Read the data and repeat it in full, exactly.

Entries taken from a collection
******************************

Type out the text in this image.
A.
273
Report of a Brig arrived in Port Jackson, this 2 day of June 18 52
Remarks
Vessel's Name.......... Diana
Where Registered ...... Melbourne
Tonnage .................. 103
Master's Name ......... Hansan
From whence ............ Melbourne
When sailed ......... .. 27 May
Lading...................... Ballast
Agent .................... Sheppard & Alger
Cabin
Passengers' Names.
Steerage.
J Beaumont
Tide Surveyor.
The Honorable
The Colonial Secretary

******************************

Result for this exercise →
Type out the text in this image.
A.
273
Report of a Brig arrived in Port Jackson, this 2 day of June 18 52
Remarks
Vessel's Name.......... Diana
Where Registered ...... Melbourne
Tonnage .................. 103
Master's Name ......... Hansan
From whence ............ Melbourne
When sailed ......... .. 27 May
Lading...................... Ballast
Agent .................... Sheppard & Alger
Cabin
Passengers' Names.
Steerage.
J Beaumont
Tide Surveyor.
The Honorable
The Colonial Secretary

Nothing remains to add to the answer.